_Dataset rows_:

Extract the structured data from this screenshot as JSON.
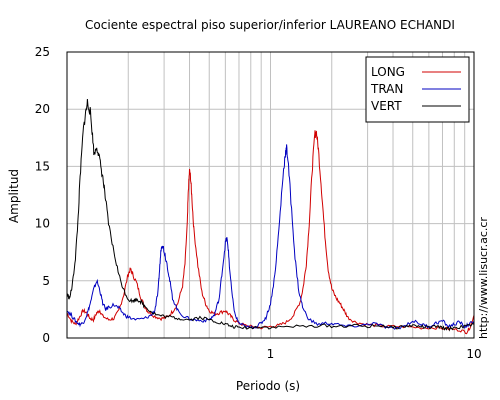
{
  "chart_data": {
    "type": "line",
    "title": "Cociente espectral piso superior/inferior LAUREANO ECHANDI",
    "xlabel": "Periodo (s)",
    "ylabel": "Amplitud",
    "x_scale": "log",
    "xlim": [
      0.1,
      10
    ],
    "ylim": [
      0,
      25
    ],
    "x_ticks": [
      {
        "value": 1,
        "label": "1"
      },
      {
        "value": 10,
        "label": "10"
      }
    ],
    "y_ticks": [
      0,
      5,
      10,
      15,
      20,
      25
    ],
    "grid": true,
    "legend_position": "top-right",
    "side_text": "http://www.lisucr.ac.cr",
    "series": [
      {
        "name": "LONG",
        "color": "#d00000",
        "points": [
          [
            0.1,
            2.2
          ],
          [
            0.105,
            1.5
          ],
          [
            0.11,
            1.2
          ],
          [
            0.115,
            1.8
          ],
          [
            0.12,
            2.4
          ],
          [
            0.125,
            2.2
          ],
          [
            0.13,
            1.7
          ],
          [
            0.135,
            1.6
          ],
          [
            0.14,
            2.2
          ],
          [
            0.145,
            2.4
          ],
          [
            0.15,
            1.9
          ],
          [
            0.16,
            1.6
          ],
          [
            0.17,
            1.7
          ],
          [
            0.18,
            2.4
          ],
          [
            0.19,
            3.8
          ],
          [
            0.2,
            5.6
          ],
          [
            0.205,
            6.0
          ],
          [
            0.21,
            5.6
          ],
          [
            0.22,
            4.8
          ],
          [
            0.23,
            3.6
          ],
          [
            0.24,
            2.8
          ],
          [
            0.25,
            2.3
          ],
          [
            0.27,
            1.9
          ],
          [
            0.29,
            1.7
          ],
          [
            0.31,
            1.8
          ],
          [
            0.33,
            2.3
          ],
          [
            0.35,
            3.0
          ],
          [
            0.37,
            4.6
          ],
          [
            0.38,
            6.5
          ],
          [
            0.39,
            10.0
          ],
          [
            0.395,
            13.0
          ],
          [
            0.4,
            14.6
          ],
          [
            0.405,
            14.0
          ],
          [
            0.41,
            12.5
          ],
          [
            0.42,
            9.5
          ],
          [
            0.44,
            6.3
          ],
          [
            0.46,
            4.0
          ],
          [
            0.48,
            3.0
          ],
          [
            0.5,
            2.4
          ],
          [
            0.53,
            2.1
          ],
          [
            0.56,
            2.2
          ],
          [
            0.6,
            2.4
          ],
          [
            0.63,
            2.0
          ],
          [
            0.66,
            1.6
          ],
          [
            0.7,
            1.3
          ],
          [
            0.75,
            1.1
          ],
          [
            0.8,
            1.0
          ],
          [
            0.9,
            0.9
          ],
          [
            1.0,
            1.0
          ],
          [
            1.1,
            1.1
          ],
          [
            1.2,
            1.4
          ],
          [
            1.3,
            2.0
          ],
          [
            1.4,
            3.2
          ],
          [
            1.45,
            4.5
          ],
          [
            1.5,
            6.5
          ],
          [
            1.55,
            10.0
          ],
          [
            1.6,
            14.5
          ],
          [
            1.65,
            17.8
          ],
          [
            1.68,
            18.0
          ],
          [
            1.72,
            16.5
          ],
          [
            1.78,
            13.0
          ],
          [
            1.85,
            9.0
          ],
          [
            1.92,
            6.0
          ],
          [
            2.0,
            4.3
          ],
          [
            2.1,
            3.5
          ],
          [
            2.2,
            3.0
          ],
          [
            2.3,
            2.4
          ],
          [
            2.4,
            1.8
          ],
          [
            2.6,
            1.4
          ],
          [
            2.9,
            1.2
          ],
          [
            3.3,
            1.1
          ],
          [
            3.8,
            1.0
          ],
          [
            4.5,
            1.0
          ],
          [
            5.5,
            0.9
          ],
          [
            6.5,
            0.9
          ],
          [
            7.5,
            0.8
          ],
          [
            8.5,
            0.7
          ],
          [
            9.2,
            0.5
          ],
          [
            9.6,
            1.0
          ],
          [
            10,
            2.0
          ]
        ]
      },
      {
        "name": "TRAN",
        "color": "#0000c0",
        "points": [
          [
            0.1,
            2.4
          ],
          [
            0.105,
            2.0
          ],
          [
            0.11,
            1.5
          ],
          [
            0.115,
            1.2
          ],
          [
            0.12,
            1.3
          ],
          [
            0.125,
            2.0
          ],
          [
            0.13,
            3.0
          ],
          [
            0.135,
            4.2
          ],
          [
            0.14,
            5.0
          ],
          [
            0.145,
            4.2
          ],
          [
            0.15,
            3.0
          ],
          [
            0.155,
            2.5
          ],
          [
            0.16,
            2.7
          ],
          [
            0.17,
            2.9
          ],
          [
            0.18,
            2.6
          ],
          [
            0.19,
            2.1
          ],
          [
            0.2,
            1.8
          ],
          [
            0.22,
            1.6
          ],
          [
            0.24,
            1.7
          ],
          [
            0.26,
            2.0
          ],
          [
            0.27,
            2.4
          ],
          [
            0.28,
            4.0
          ],
          [
            0.285,
            6.0
          ],
          [
            0.29,
            7.8
          ],
          [
            0.295,
            8.2
          ],
          [
            0.3,
            7.6
          ],
          [
            0.31,
            6.5
          ],
          [
            0.32,
            5.0
          ],
          [
            0.33,
            3.5
          ],
          [
            0.35,
            2.4
          ],
          [
            0.38,
            1.8
          ],
          [
            0.42,
            1.6
          ],
          [
            0.46,
            1.5
          ],
          [
            0.5,
            1.6
          ],
          [
            0.53,
            2.0
          ],
          [
            0.56,
            3.5
          ],
          [
            0.58,
            6.0
          ],
          [
            0.6,
            8.3
          ],
          [
            0.61,
            8.7
          ],
          [
            0.62,
            7.8
          ],
          [
            0.63,
            6.0
          ],
          [
            0.65,
            3.5
          ],
          [
            0.67,
            2.0
          ],
          [
            0.7,
            1.3
          ],
          [
            0.75,
            1.0
          ],
          [
            0.8,
            0.9
          ],
          [
            0.85,
            1.0
          ],
          [
            0.9,
            1.3
          ],
          [
            0.95,
            1.8
          ],
          [
            1.0,
            3.0
          ],
          [
            1.05,
            5.5
          ],
          [
            1.1,
            9.5
          ],
          [
            1.15,
            14.0
          ],
          [
            1.18,
            16.0
          ],
          [
            1.2,
            16.6
          ],
          [
            1.22,
            15.5
          ],
          [
            1.26,
            12.0
          ],
          [
            1.32,
            7.0
          ],
          [
            1.38,
            4.0
          ],
          [
            1.45,
            2.5
          ],
          [
            1.55,
            1.6
          ],
          [
            1.7,
            1.2
          ],
          [
            1.9,
            1.3
          ],
          [
            2.1,
            1.2
          ],
          [
            2.4,
            1.0
          ],
          [
            2.8,
            1.1
          ],
          [
            3.2,
            1.3
          ],
          [
            3.6,
            1.0
          ],
          [
            4.0,
            0.8
          ],
          [
            4.5,
            1.0
          ],
          [
            5.0,
            1.5
          ],
          [
            5.5,
            1.2
          ],
          [
            6.0,
            1.0
          ],
          [
            6.5,
            1.3
          ],
          [
            7.0,
            1.5
          ],
          [
            7.5,
            1.0
          ],
          [
            8.0,
            1.2
          ],
          [
            8.5,
            1.4
          ],
          [
            9.0,
            1.0
          ],
          [
            9.5,
            1.2
          ],
          [
            10,
            1.5
          ]
        ]
      },
      {
        "name": "VERT",
        "color": "#000000",
        "points": [
          [
            0.1,
            3.8
          ],
          [
            0.103,
            3.5
          ],
          [
            0.106,
            4.5
          ],
          [
            0.11,
            7.0
          ],
          [
            0.113,
            10.0
          ],
          [
            0.116,
            14.0
          ],
          [
            0.12,
            18.0
          ],
          [
            0.123,
            19.5
          ],
          [
            0.126,
            20.6
          ],
          [
            0.13,
            19.8
          ],
          [
            0.133,
            18.0
          ],
          [
            0.136,
            16.0
          ],
          [
            0.14,
            16.8
          ],
          [
            0.145,
            15.5
          ],
          [
            0.15,
            14.0
          ],
          [
            0.155,
            12.0
          ],
          [
            0.16,
            10.0
          ],
          [
            0.17,
            7.5
          ],
          [
            0.18,
            5.5
          ],
          [
            0.19,
            4.2
          ],
          [
            0.2,
            3.4
          ],
          [
            0.21,
            3.2
          ],
          [
            0.22,
            3.4
          ],
          [
            0.23,
            3.2
          ],
          [
            0.24,
            2.8
          ],
          [
            0.26,
            2.3
          ],
          [
            0.28,
            2.0
          ],
          [
            0.3,
            1.9
          ],
          [
            0.33,
            1.8
          ],
          [
            0.36,
            1.7
          ],
          [
            0.4,
            1.6
          ],
          [
            0.45,
            1.8
          ],
          [
            0.5,
            1.6
          ],
          [
            0.55,
            1.4
          ],
          [
            0.6,
            1.2
          ],
          [
            0.65,
            1.0
          ],
          [
            0.7,
            0.9
          ],
          [
            0.8,
            0.9
          ],
          [
            0.9,
            1.0
          ],
          [
            1.0,
            0.9
          ],
          [
            1.2,
            1.0
          ],
          [
            1.5,
            1.0
          ],
          [
            1.8,
            1.1
          ],
          [
            2.1,
            1.0
          ],
          [
            2.5,
            1.1
          ],
          [
            3.0,
            1.0
          ],
          [
            3.5,
            1.1
          ],
          [
            4.0,
            0.9
          ],
          [
            4.5,
            1.0
          ],
          [
            5.0,
            1.1
          ],
          [
            5.5,
            1.0
          ],
          [
            6.0,
            0.9
          ],
          [
            6.5,
            1.0
          ],
          [
            7.0,
            0.9
          ],
          [
            7.5,
            0.8
          ],
          [
            8.0,
            0.9
          ],
          [
            9.0,
            1.0
          ],
          [
            10,
            1.2
          ]
        ]
      }
    ]
  }
}
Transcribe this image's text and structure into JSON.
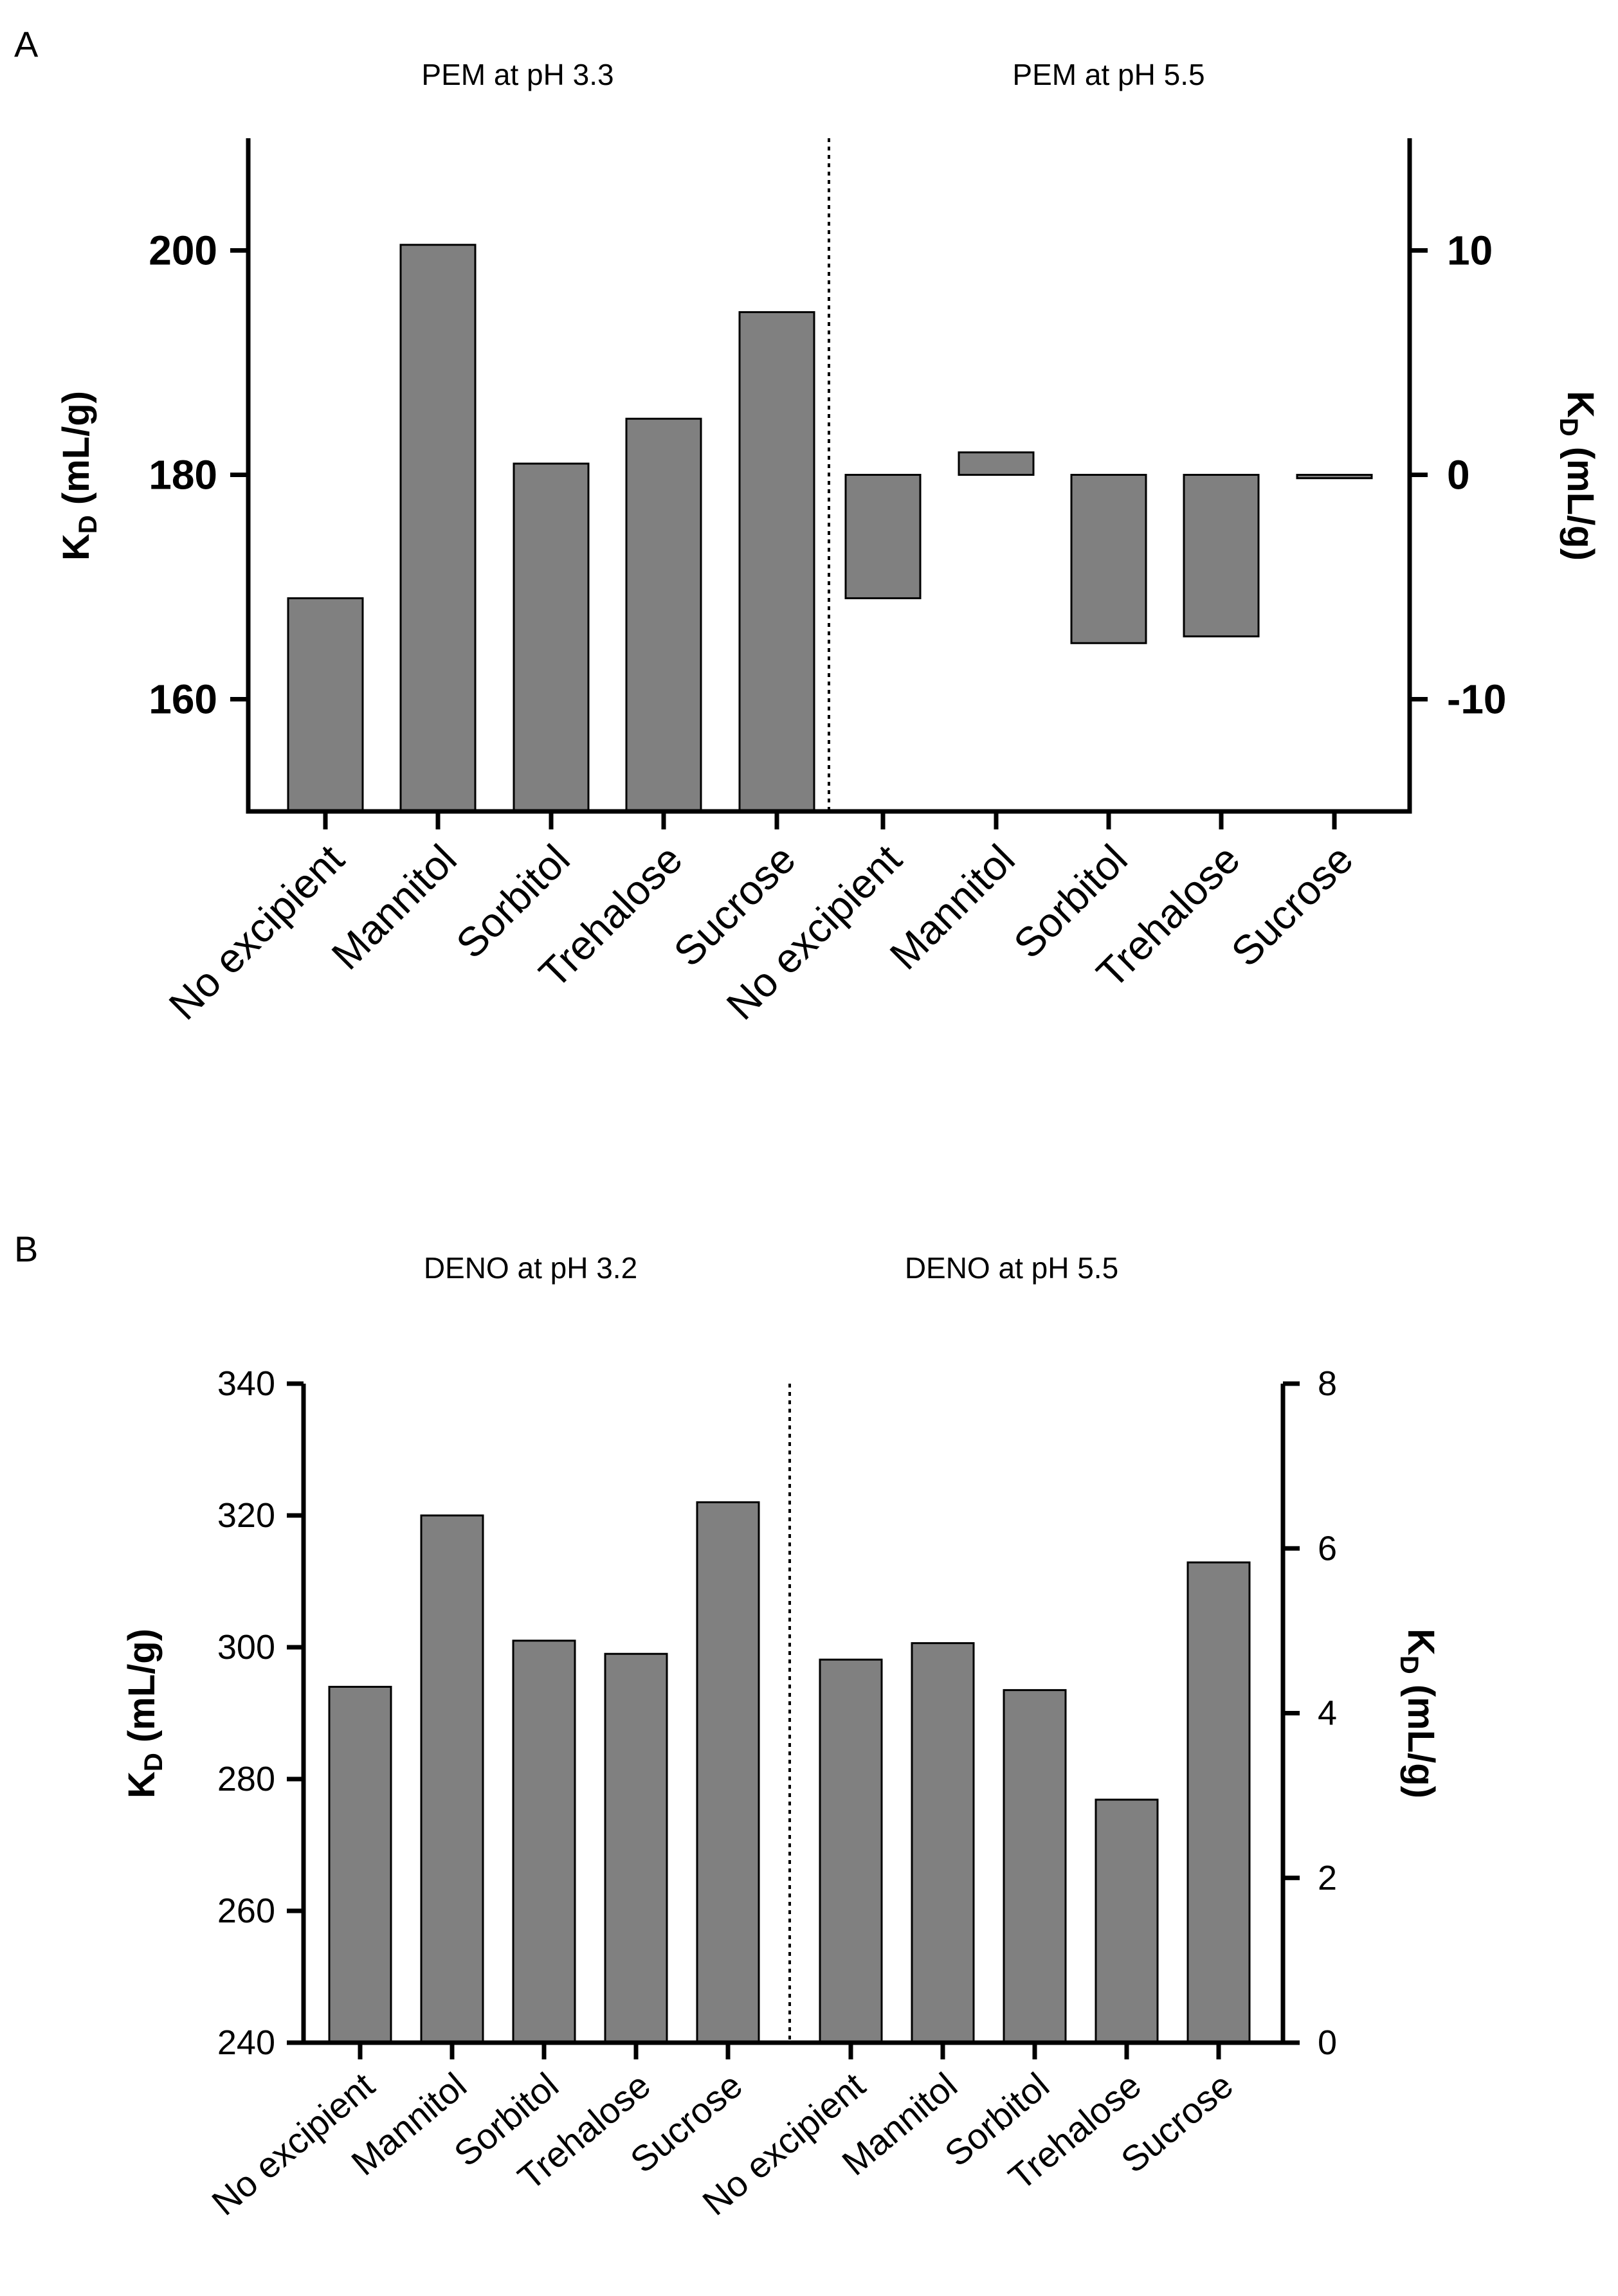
{
  "chart_data": [
    {
      "panel": "A",
      "type": "bar",
      "colors": {
        "bar": "#808080",
        "axis": "#000000"
      },
      "left": {
        "title": "PEM at pH 3.3",
        "categories": [
          "No excipient",
          "Mannitol",
          "Sorbitol",
          "Trehalose",
          "Sucrose"
        ],
        "values": [
          169,
          200.5,
          181,
          185,
          194.5
        ],
        "ylabel": "K",
        "ylabel_sub": "D",
        "ylabel_unit": " (mL/g)",
        "ylim": [
          150,
          210
        ],
        "yticks": [
          160,
          180,
          200
        ]
      },
      "right": {
        "title": "PEM at pH 5.5",
        "categories": [
          "No excipient",
          "Mannitol",
          "Sorbitol",
          "Trehalose",
          "Sucrose"
        ],
        "values": [
          -5.5,
          1.0,
          -7.5,
          -7.2,
          -0.15
        ],
        "ylabel": "K",
        "ylabel_sub": "D",
        "ylabel_unit": " (mL/g)",
        "ylim": [
          -15,
          15
        ],
        "yticks": [
          -10,
          0,
          10
        ]
      }
    },
    {
      "panel": "B",
      "type": "bar",
      "colors": {
        "bar": "#808080",
        "axis": "#000000"
      },
      "left": {
        "title": "DENO at pH 3.2",
        "categories": [
          "No excipient",
          "Mannitol",
          "Sorbitol",
          "Trehalose",
          "Sucrose"
        ],
        "values": [
          294,
          320,
          301,
          299,
          322
        ],
        "ylabel": "K",
        "ylabel_sub": "D",
        "ylabel_unit": " (mL/g)",
        "ylim": [
          240,
          340
        ],
        "yticks": [
          240,
          260,
          280,
          300,
          320,
          340
        ]
      },
      "right": {
        "title": "DENO at pH 5.5",
        "categories": [
          "No excipient",
          "Mannitol",
          "Sorbitol",
          "Trehalose",
          "Sucrose"
        ],
        "values": [
          4.65,
          4.85,
          4.28,
          2.95,
          5.83
        ],
        "ylabel": "K",
        "ylabel_sub": "D",
        "ylabel_unit": " (mL/g)",
        "ylim": [
          0,
          8
        ],
        "yticks": [
          0,
          2,
          4,
          6,
          8
        ]
      }
    }
  ]
}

_TASK STATEMENT_: Only a number is wanted: how many lines of the material above hold "JSON"?

_RESPONSE TO THIS EXERCISE_: 2